Brief: Omit the images, then output each of the records below exactly.

Exercise inputs:
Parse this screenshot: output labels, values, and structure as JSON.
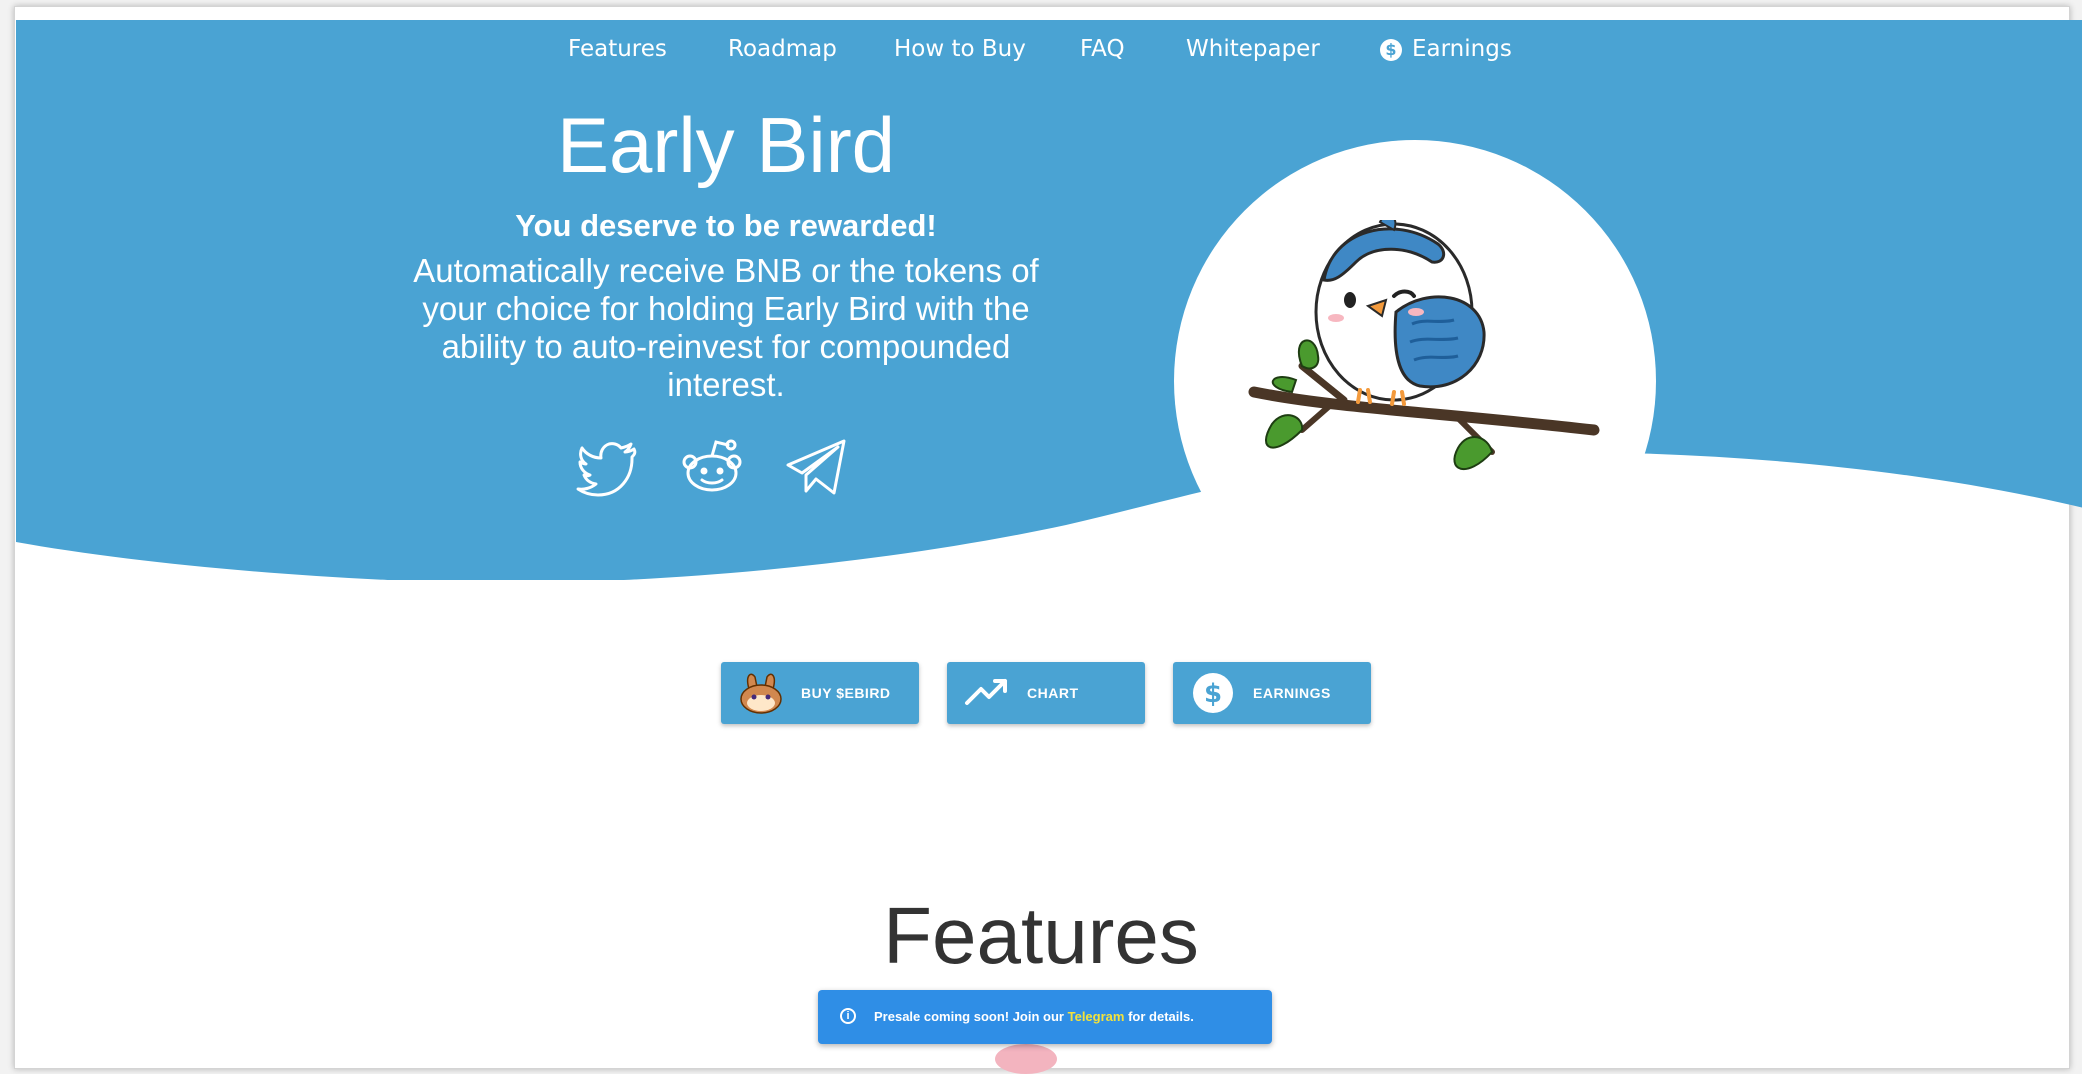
{
  "nav": {
    "items": [
      {
        "label": "Features"
      },
      {
        "label": "Roadmap"
      },
      {
        "label": "How to Buy"
      },
      {
        "label": "FAQ"
      },
      {
        "label": "Whitepaper"
      },
      {
        "label": "Earnings",
        "icon": "dollar-circle-icon"
      }
    ]
  },
  "hero": {
    "title": "Early Bird",
    "subtitle": "You deserve to be rewarded!",
    "description": "Automatically receive BNB or the tokens of your choice for holding Early Bird with the ability to auto-reinvest for compounded interest.",
    "social": [
      {
        "icon": "twitter-icon"
      },
      {
        "icon": "reddit-icon"
      },
      {
        "icon": "telegram-icon"
      }
    ],
    "mascot": "bird-mascot-on-branch"
  },
  "buttons": [
    {
      "label": "BUY $EBIRD",
      "icon": "pancakeswap-bunny-icon"
    },
    {
      "label": "CHART",
      "icon": "trending-up-icon"
    },
    {
      "label": "EARNINGS",
      "icon": "dollar-circle-icon"
    }
  ],
  "features": {
    "heading": "Features"
  },
  "toast": {
    "text_before": "Presale coming soon! Join our",
    "link": "Telegram",
    "text_after": "for details.",
    "icon": "info-icon"
  },
  "colors": {
    "brand_blue": "#4aa3d3",
    "toast_blue": "#2f8ee6",
    "toast_link": "#f4e23a",
    "leaf_green": "#4a9a2e",
    "branch_brown": "#4a3626",
    "beak_orange": "#f39a3c",
    "heading_text": "#333333"
  }
}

Expected output:
Parse this screenshot: output labels, values, and structure as JSON.
{
  "nav": {
    "items": [
      {
        "label": "Features"
      },
      {
        "label": "Roadmap"
      },
      {
        "label": "How to Buy"
      },
      {
        "label": "FAQ"
      },
      {
        "label": "Whitepaper"
      },
      {
        "label": "Earnings",
        "icon": "dollar-circle-icon"
      }
    ]
  },
  "hero": {
    "title": "Early Bird",
    "subtitle": "You deserve to be rewarded!",
    "description": "Automatically receive BNB or the tokens of your choice for holding Early Bird with the ability to auto-reinvest for compounded interest.",
    "social": [
      {
        "icon": "twitter-icon"
      },
      {
        "icon": "reddit-icon"
      },
      {
        "icon": "telegram-icon"
      }
    ],
    "mascot": "bird-mascot-on-branch"
  },
  "buttons": [
    {
      "label": "BUY $EBIRD",
      "icon": "pancakeswap-bunny-icon"
    },
    {
      "label": "CHART",
      "icon": "trending-up-icon"
    },
    {
      "label": "EARNINGS",
      "icon": "dollar-circle-icon"
    }
  ],
  "features": {
    "heading": "Features"
  },
  "toast": {
    "text_before": "Presale coming soon! Join our",
    "link": "Telegram",
    "text_after": "for details.",
    "icon": "info-icon"
  },
  "colors": {
    "brand_blue": "#4aa3d3",
    "toast_blue": "#2f8ee6",
    "toast_link": "#f4e23a",
    "leaf_green": "#4a9a2e",
    "branch_brown": "#4a3626",
    "beak_orange": "#f39a3c",
    "heading_text": "#333333"
  }
}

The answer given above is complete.